YOUR GOAL:
Write out every line of the material as it stands, apart from the pictures.
* START *
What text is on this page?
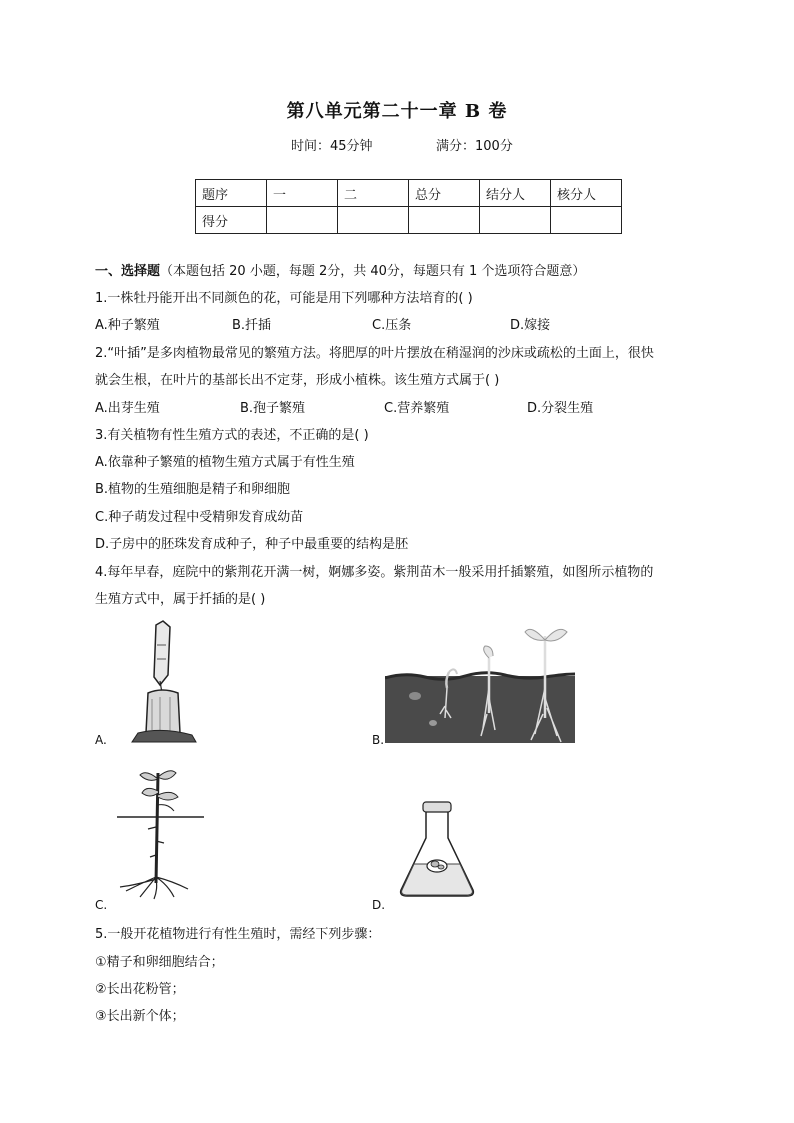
第八单元第二十一章 B 卷
时间：45分钟	满分：100分
题序	一	二	总分	结分人	核分人
得分					
一、选择题（本题包括 20 小题，每题 2分，共 40分，每题只有 1 个选项符合题意）
1.一株牡丹能开出不同颜色的花，可能是用下列哪种方法培育的( )
A.种子繁殖	B.扦插	C.压条	D.嫁接
2.“叶插”是多肉植物最常见的繁殖方法。将肥厚的叶片摆放在稍湿润的沙床或疏松的土面上，很快
就会生根，在叶片的基部长出不定芽，形成小植株。该生殖方式属于( )
A.出芽生殖	B.孢子繁殖	C.营养繁殖	D.分裂生殖
3.有关植物有性生殖方式的表述，不正确的是( )
A.依靠种子繁殖的植物生殖方式属于有性生殖
B.植物的生殖细胞是精子和卵细胞
C.种子萌发过程中受精卵发育成幼苗
D.子房中的胚珠发育成种子，种子中最重要的结构是胚
4.每年早春，庭院中的紫荆花开满一树，婀娜多姿。紫荆苗木一般采用扦插繁殖，如图所示植物的
生殖方式中，属于扦插的是( )
A.	B.
C.	D.
5.一般开花植物进行有性生殖时，需经下列步骤：
①精子和卵细胞结合；
②长出花粉管；
③长出新个体；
* END *
FULL ANSWER:
What text is on this page?
第八单元第二十一章 B 卷
时间：45分钟	满分：100分
题序	一	二	总分	结分人	核分人
得分					
一、选择题（本题包括 20 小题，每题 2分，共 40分，每题只有 1 个选项符合题意）
1.一株牡丹能开出不同颜色的花，可能是用下列哪种方法培育的( )
A.种子繁殖	B.扦插	C.压条	D.嫁接
2.“叶插”是多肉植物最常见的繁殖方法。将肥厚的叶片摆放在稍湿润的沙床或疏松的土面上，很快
就会生根，在叶片的基部长出不定芽，形成小植株。该生殖方式属于( )
A.出芽生殖	B.孢子繁殖	C.营养繁殖	D.分裂生殖
3.有关植物有性生殖方式的表述，不正确的是( )
A.依靠种子繁殖的植物生殖方式属于有性生殖
B.植物的生殖细胞是精子和卵细胞
C.种子萌发过程中受精卵发育成幼苗
D.子房中的胚珠发育成种子，种子中最重要的结构是胚
4.每年早春，庭院中的紫荆花开满一树，婀娜多姿。紫荆苗木一般采用扦插繁殖，如图所示植物的
生殖方式中，属于扦插的是( )
A.	B.
C.	D.
5.一般开花植物进行有性生殖时，需经下列步骤：
①精子和卵细胞结合；
②长出花粉管；
③长出新个体；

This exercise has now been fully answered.